-- Start of Material shown --

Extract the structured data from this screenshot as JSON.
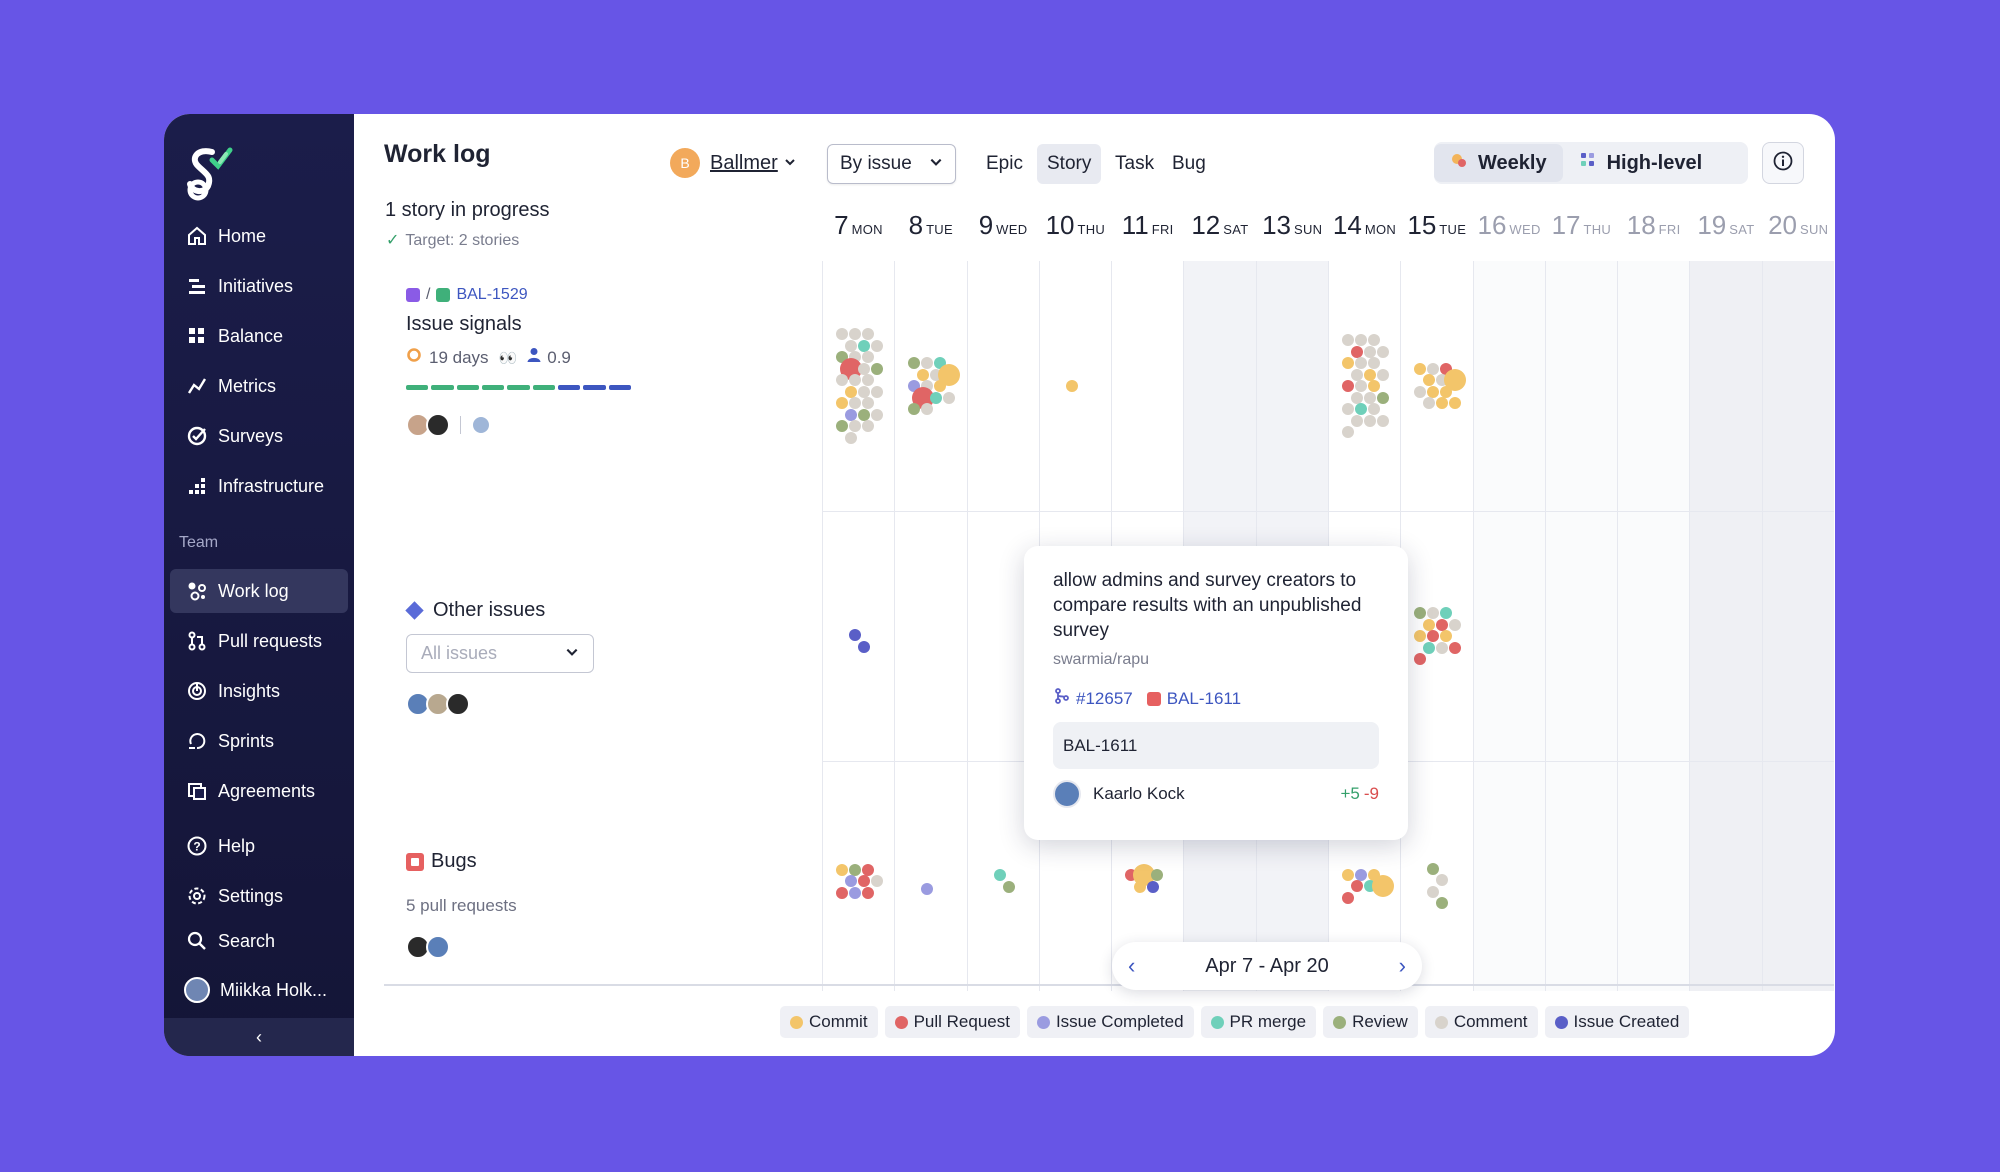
{
  "sidebar": {
    "nav": [
      {
        "label": "Home",
        "icon": "home-icon"
      },
      {
        "label": "Initiatives",
        "icon": "initiatives-icon"
      },
      {
        "label": "Balance",
        "icon": "grid-icon"
      },
      {
        "label": "Metrics",
        "icon": "trend-icon"
      },
      {
        "label": "Surveys",
        "icon": "survey-icon"
      },
      {
        "label": "Infrastructure",
        "icon": "infra-icon"
      }
    ],
    "team_label": "Team",
    "team_nav": [
      {
        "label": "Work log",
        "icon": "worklog-icon",
        "active": true
      },
      {
        "label": "Pull requests",
        "icon": "pull-request-icon"
      },
      {
        "label": "Insights",
        "icon": "insights-icon"
      },
      {
        "label": "Sprints",
        "icon": "sprint-icon"
      },
      {
        "label": "Agreements",
        "icon": "agreements-icon"
      }
    ],
    "bottom_nav": [
      {
        "label": "Help",
        "icon": "help-icon"
      },
      {
        "label": "Settings",
        "icon": "gear-icon"
      },
      {
        "label": "Search",
        "icon": "search-icon"
      }
    ],
    "user": "Miikka Holk...",
    "collapse": "‹"
  },
  "header": {
    "title": "Work log",
    "team_badge": "B",
    "team_name": "Ballmer",
    "group_by": "By issue",
    "types": [
      "Epic",
      "Story",
      "Task",
      "Bug"
    ],
    "active_type": "Story",
    "views": [
      "Weekly",
      "High-level"
    ],
    "active_view": "Weekly"
  },
  "summary": {
    "headline": "1 story in progress",
    "target": "Target: 2 stories"
  },
  "days": [
    {
      "num": "7",
      "name": "MON"
    },
    {
      "num": "8",
      "name": "TUE"
    },
    {
      "num": "9",
      "name": "WED"
    },
    {
      "num": "10",
      "name": "THU"
    },
    {
      "num": "11",
      "name": "FRI"
    },
    {
      "num": "12",
      "name": "SAT"
    },
    {
      "num": "13",
      "name": "SUN"
    },
    {
      "num": "14",
      "name": "MON"
    },
    {
      "num": "15",
      "name": "TUE"
    },
    {
      "num": "16",
      "name": "WED"
    },
    {
      "num": "17",
      "name": "THU"
    },
    {
      "num": "18",
      "name": "FRI"
    },
    {
      "num": "19",
      "name": "SAT"
    },
    {
      "num": "20",
      "name": "SUN"
    }
  ],
  "lanes": {
    "story": {
      "link_sep": "/",
      "key": "BAL-1529",
      "title": "Issue signals",
      "days": "19 days",
      "eyes": "👀",
      "score": "0.9"
    },
    "other": {
      "title": "Other issues",
      "filter_placeholder": "All issues"
    },
    "bugs": {
      "title": "Bugs",
      "subtitle": "5 pull requests"
    }
  },
  "popup": {
    "title": "allow admins and survey creators to compare results with an unpublished survey",
    "repo": "swarmia/rapu",
    "pr": "#12657",
    "issue": "BAL-1611",
    "box": "BAL-1611",
    "author": "Kaarlo Kock",
    "additions": "+5",
    "deletions": "-9"
  },
  "pager": {
    "range": "Apr 7 - Apr 20",
    "prev": "‹",
    "next": "›"
  },
  "legend": [
    {
      "label": "Commit",
      "color": "#f3c56a"
    },
    {
      "label": "Pull Request",
      "color": "#e06565"
    },
    {
      "label": "Issue Completed",
      "color": "#9a9be0"
    },
    {
      "label": "PR merge",
      "color": "#6fd0ba"
    },
    {
      "label": "Review",
      "color": "#9bb07c"
    },
    {
      "label": "Comment",
      "color": "#d8d3cc"
    },
    {
      "label": "Issue Created",
      "color": "#5a5fc7"
    }
  ],
  "colors": {
    "background": "#6755e6",
    "sidebar": "#1b1d4a",
    "link": "#3d56c0",
    "progress_done": "#3fb07a",
    "progress_todo": "#3d56c0"
  }
}
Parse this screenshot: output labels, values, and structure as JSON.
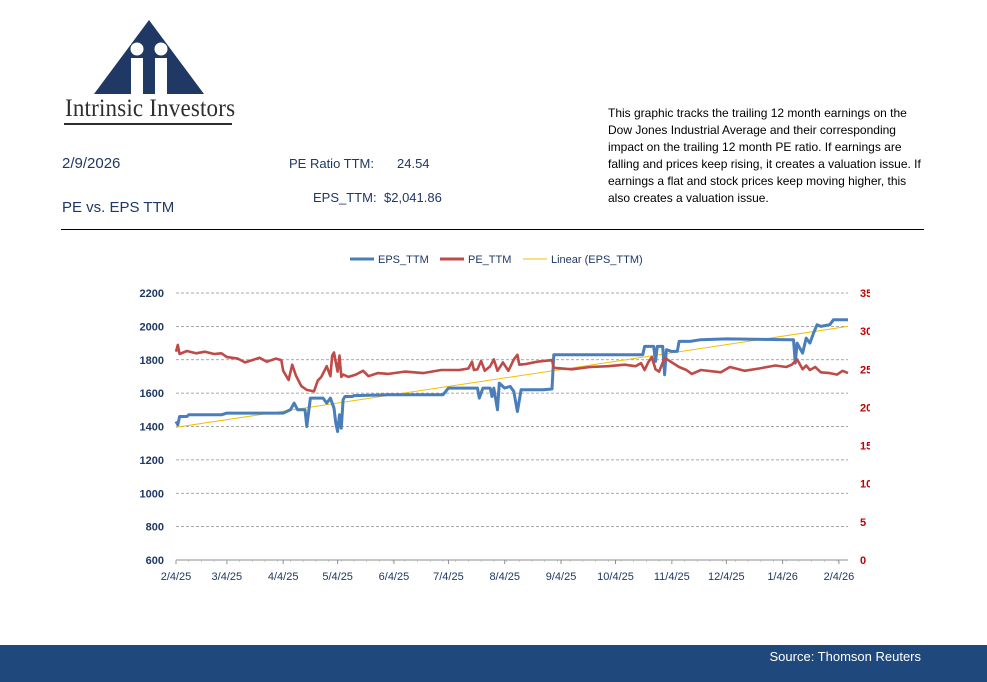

-- End of Material shown --

Quote the data above in full, leaving out the pictures it holds.

Extract the structured data from this screenshot as JSON.
{
  "sidebar": {
    "nav": [
      {
        "label": "Home",
        "icon": "home-icon"
      },
      {
        "label": "Initiatives",
        "icon": "initiatives-icon"
      },
      {
        "label": "Balance",
        "icon": "grid-icon"
      },
      {
        "label": "Metrics",
        "icon": "trend-icon"
      },
      {
        "label": "Surveys",
        "icon": "survey-icon"
      },
      {
        "label": "Infrastructure",
        "icon": "infra-icon"
      }
    ],
    "team_label": "Team",
    "team_nav": [
      {
        "label": "Work log",
        "icon": "worklog-icon",
        "active": true
      },
      {
        "label": "Pull requests",
        "icon": "pull-request-icon"
      },
      {
        "label": "Insights",
        "icon": "insights-icon"
      },
      {
        "label": "Sprints",
        "icon": "sprint-icon"
      },
      {
        "label": "Agreements",
        "icon": "agreements-icon"
      }
    ],
    "bottom_nav": [
      {
        "label": "Help",
        "icon": "help-icon"
      },
      {
        "label": "Settings",
        "icon": "gear-icon"
      },
      {
        "label": "Search",
        "icon": "search-icon"
      }
    ],
    "user": "Miikka Holk...",
    "collapse": "‹"
  },
  "header": {
    "title": "Work log",
    "team_badge": "B",
    "team_name": "Ballmer",
    "group_by": "By issue",
    "types": [
      "Epic",
      "Story",
      "Task",
      "Bug"
    ],
    "active_type": "Story",
    "views": [
      "Weekly",
      "High-level"
    ],
    "active_view": "Weekly"
  },
  "summary": {
    "headline": "1 story in progress",
    "target": "Target: 2 stories"
  },
  "days": [
    {
      "num": "7",
      "name": "MON"
    },
    {
      "num": "8",
      "name": "TUE"
    },
    {
      "num": "9",
      "name": "WED"
    },
    {
      "num": "10",
      "name": "THU"
    },
    {
      "num": "11",
      "name": "FRI"
    },
    {
      "num": "12",
      "name": "SAT"
    },
    {
      "num": "13",
      "name": "SUN"
    },
    {
      "num": "14",
      "name": "MON"
    },
    {
      "num": "15",
      "name": "TUE"
    },
    {
      "num": "16",
      "name": "WED"
    },
    {
      "num": "17",
      "name": "THU"
    },
    {
      "num": "18",
      "name": "FRI"
    },
    {
      "num": "19",
      "name": "SAT"
    },
    {
      "num": "20",
      "name": "SUN"
    }
  ],
  "lanes": {
    "story": {
      "link_sep": "/",
      "key": "BAL-1529",
      "title": "Issue signals",
      "days": "19 days",
      "eyes": "👀",
      "score": "0.9"
    },
    "other": {
      "title": "Other issues",
      "filter_placeholder": "All issues"
    },
    "bugs": {
      "title": "Bugs",
      "subtitle": "5 pull requests"
    }
  },
  "popup": {
    "title": "allow admins and survey creators to compare results with an unpublished survey",
    "repo": "swarmia/rapu",
    "pr": "#12657",
    "issue": "BAL-1611",
    "box": "BAL-1611",
    "author": "Kaarlo Kock",
    "additions": "+5",
    "deletions": "-9"
  },
  "pager": {
    "range": "Apr 7 - Apr 20",
    "prev": "‹",
    "next": "›"
  },
  "legend": [
    {
      "label": "Commit",
      "color": "#f3c56a"
    },
    {
      "label": "Pull Request",
      "color": "#e06565"
    },
    {
      "label": "Issue Completed",
      "color": "#9a9be0"
    },
    {
      "label": "PR merge",
      "color": "#6fd0ba"
    },
    {
      "label": "Review",
      "color": "#9bb07c"
    },
    {
      "label": "Comment",
      "color": "#d8d3cc"
    },
    {
      "label": "Issue Created",
      "color": "#5a5fc7"
    }
  ],
  "colors": {
    "background": "#6755e6",
    "sidebar": "#1b1d4a",
    "link": "#3d56c0",
    "progress_done": "#3fb07a",
    "progress_todo": "#3d56c0"
  }
}
Parse this screenshot: output labels, values, and structure as JSON.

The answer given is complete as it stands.